> Data entries
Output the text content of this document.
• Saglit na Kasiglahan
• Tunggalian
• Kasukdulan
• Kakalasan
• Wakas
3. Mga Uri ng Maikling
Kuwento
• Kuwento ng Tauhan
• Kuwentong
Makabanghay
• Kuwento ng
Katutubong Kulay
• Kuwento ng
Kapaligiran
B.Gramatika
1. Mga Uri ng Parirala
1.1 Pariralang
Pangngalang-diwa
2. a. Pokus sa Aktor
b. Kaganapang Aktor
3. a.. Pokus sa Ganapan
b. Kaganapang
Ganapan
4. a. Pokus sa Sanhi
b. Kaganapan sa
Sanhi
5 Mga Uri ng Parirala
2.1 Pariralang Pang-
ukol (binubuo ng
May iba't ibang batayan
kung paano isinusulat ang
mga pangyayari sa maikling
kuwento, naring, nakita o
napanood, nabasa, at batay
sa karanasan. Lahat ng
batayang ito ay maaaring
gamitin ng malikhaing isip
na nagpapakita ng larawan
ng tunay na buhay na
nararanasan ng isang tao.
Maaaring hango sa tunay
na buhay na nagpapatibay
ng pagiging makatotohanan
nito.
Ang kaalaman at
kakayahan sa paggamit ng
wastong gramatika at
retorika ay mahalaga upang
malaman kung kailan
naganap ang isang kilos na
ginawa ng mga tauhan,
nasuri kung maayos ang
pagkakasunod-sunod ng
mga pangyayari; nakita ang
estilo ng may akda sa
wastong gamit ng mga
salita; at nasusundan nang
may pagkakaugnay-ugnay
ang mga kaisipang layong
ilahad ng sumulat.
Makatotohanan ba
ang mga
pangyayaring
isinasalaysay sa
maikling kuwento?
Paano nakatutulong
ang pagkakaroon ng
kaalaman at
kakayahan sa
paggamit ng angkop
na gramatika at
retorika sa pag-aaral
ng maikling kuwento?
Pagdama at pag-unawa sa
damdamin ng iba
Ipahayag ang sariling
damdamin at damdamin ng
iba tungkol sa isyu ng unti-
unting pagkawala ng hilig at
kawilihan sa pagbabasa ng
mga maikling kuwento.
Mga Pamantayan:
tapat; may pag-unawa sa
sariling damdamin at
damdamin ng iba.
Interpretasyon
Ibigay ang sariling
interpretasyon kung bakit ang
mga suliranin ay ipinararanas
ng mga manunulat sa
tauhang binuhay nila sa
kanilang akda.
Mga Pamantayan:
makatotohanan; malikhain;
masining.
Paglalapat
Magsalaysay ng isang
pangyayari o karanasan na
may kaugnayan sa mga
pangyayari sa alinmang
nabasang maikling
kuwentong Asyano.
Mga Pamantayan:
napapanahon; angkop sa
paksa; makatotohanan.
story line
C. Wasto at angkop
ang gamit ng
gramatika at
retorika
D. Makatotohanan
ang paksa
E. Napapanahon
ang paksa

> WHAT TO DO
Repeat each record exactly. Omit nothing.

> ANSWER FOR THIS EXERCISE
Output the text content of this document.
• Saglit na Kasiglahan
• Tunggalian
• Kasukdulan
• Kakalasan
• Wakas
3. Mga Uri ng Maikling
Kuwento
• Kuwento ng Tauhan
• Kuwentong
Makabanghay
• Kuwento ng
Katutubong Kulay
• Kuwento ng
Kapaligiran
B.Gramatika
1. Mga Uri ng Parirala
1.1 Pariralang
Pangngalang-diwa
2. a. Pokus sa Aktor
b. Kaganapang Aktor
3. a.. Pokus sa Ganapan
b. Kaganapang
Ganapan
4. a. Pokus sa Sanhi
b. Kaganapan sa
Sanhi
5 Mga Uri ng Parirala
2.1 Pariralang Pang-
ukol (binubuo ng
May iba't ibang batayan
kung paano isinusulat ang
mga pangyayari sa maikling
kuwento, naring, nakita o
napanood, nabasa, at batay
sa karanasan. Lahat ng
batayang ito ay maaaring
gamitin ng malikhaing isip
na nagpapakita ng larawan
ng tunay na buhay na
nararanasan ng isang tao.
Maaaring hango sa tunay
na buhay na nagpapatibay
ng pagiging makatotohanan
nito.
Ang kaalaman at
kakayahan sa paggamit ng
wastong gramatika at
retorika ay mahalaga upang
malaman kung kailan
naganap ang isang kilos na
ginawa ng mga tauhan,
nasuri kung maayos ang
pagkakasunod-sunod ng
mga pangyayari; nakita ang
estilo ng may akda sa
wastong gamit ng mga
salita; at nasusundan nang
may pagkakaugnay-ugnay
ang mga kaisipang layong
ilahad ng sumulat.
Makatotohanan ba
ang mga
pangyayaring
isinasalaysay sa
maikling kuwento?
Paano nakatutulong
ang pagkakaroon ng
kaalaman at
kakayahan sa
paggamit ng angkop
na gramatika at
retorika sa pag-aaral
ng maikling kuwento?
Pagdama at pag-unawa sa
damdamin ng iba
Ipahayag ang sariling
damdamin at damdamin ng
iba tungkol sa isyu ng unti-
unting pagkawala ng hilig at
kawilihan sa pagbabasa ng
mga maikling kuwento.
Mga Pamantayan:
tapat; may pag-unawa sa
sariling damdamin at
damdamin ng iba.
Interpretasyon
Ibigay ang sariling
interpretasyon kung bakit ang
mga suliranin ay ipinararanas
ng mga manunulat sa
tauhang binuhay nila sa
kanilang akda.
Mga Pamantayan:
makatotohanan; malikhain;
masining.
Paglalapat
Magsalaysay ng isang
pangyayari o karanasan na
may kaugnayan sa mga
pangyayari sa alinmang
nabasang maikling
kuwentong Asyano.
Mga Pamantayan:
napapanahon; angkop sa
paksa; makatotohanan.
story line
C. Wasto at angkop
ang gamit ng
gramatika at
retorika
D. Makatotohanan
ang paksa
E. Napapanahon
ang paksa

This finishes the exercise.